**What needs to be done**
Gather up every line from the entries below that uses the word "text".

(Rows from a dataset)
· · · · ·

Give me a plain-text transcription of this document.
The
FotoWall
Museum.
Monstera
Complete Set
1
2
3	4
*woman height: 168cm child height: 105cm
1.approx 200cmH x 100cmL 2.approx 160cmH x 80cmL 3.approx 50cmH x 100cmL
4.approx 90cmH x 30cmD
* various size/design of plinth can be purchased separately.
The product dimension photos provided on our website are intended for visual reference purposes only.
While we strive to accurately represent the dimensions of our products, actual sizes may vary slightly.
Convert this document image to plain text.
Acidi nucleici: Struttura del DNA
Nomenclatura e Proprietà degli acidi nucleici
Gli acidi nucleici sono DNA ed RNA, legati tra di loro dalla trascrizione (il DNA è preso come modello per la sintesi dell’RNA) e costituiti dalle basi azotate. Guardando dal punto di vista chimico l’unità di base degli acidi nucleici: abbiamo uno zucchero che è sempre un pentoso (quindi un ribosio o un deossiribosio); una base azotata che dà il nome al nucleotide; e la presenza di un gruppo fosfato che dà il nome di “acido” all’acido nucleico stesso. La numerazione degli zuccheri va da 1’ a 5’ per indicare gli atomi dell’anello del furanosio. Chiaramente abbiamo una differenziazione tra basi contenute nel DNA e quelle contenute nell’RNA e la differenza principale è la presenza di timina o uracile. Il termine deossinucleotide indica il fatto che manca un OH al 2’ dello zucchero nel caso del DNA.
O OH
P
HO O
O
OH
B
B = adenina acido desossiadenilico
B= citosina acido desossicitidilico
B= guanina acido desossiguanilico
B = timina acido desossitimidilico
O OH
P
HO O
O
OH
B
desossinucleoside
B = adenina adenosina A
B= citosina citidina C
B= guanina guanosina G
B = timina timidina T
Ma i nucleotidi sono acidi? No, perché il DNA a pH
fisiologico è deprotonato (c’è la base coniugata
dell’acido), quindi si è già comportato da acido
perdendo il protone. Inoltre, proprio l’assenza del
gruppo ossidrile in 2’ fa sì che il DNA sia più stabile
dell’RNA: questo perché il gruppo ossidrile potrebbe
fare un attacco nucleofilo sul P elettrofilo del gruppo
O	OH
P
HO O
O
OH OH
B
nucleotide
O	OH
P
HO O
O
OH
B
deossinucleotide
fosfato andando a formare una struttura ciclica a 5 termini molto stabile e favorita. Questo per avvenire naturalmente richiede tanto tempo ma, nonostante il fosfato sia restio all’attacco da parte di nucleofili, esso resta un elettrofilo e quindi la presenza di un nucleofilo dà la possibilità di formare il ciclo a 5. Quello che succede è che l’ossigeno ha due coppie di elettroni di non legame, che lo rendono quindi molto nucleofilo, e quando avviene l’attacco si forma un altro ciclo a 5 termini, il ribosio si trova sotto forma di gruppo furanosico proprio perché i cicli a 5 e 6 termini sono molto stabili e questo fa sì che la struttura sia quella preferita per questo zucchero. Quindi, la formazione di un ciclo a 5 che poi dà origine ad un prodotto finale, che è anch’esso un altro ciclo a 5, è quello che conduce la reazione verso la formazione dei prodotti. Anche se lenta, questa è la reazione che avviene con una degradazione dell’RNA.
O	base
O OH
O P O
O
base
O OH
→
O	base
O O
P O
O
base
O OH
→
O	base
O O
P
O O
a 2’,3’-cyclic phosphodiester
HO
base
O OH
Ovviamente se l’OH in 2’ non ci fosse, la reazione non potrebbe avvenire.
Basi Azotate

· · · · ·

**Right answer**
Give me a plain-text transcription of this document.
Convert this document image to plain text.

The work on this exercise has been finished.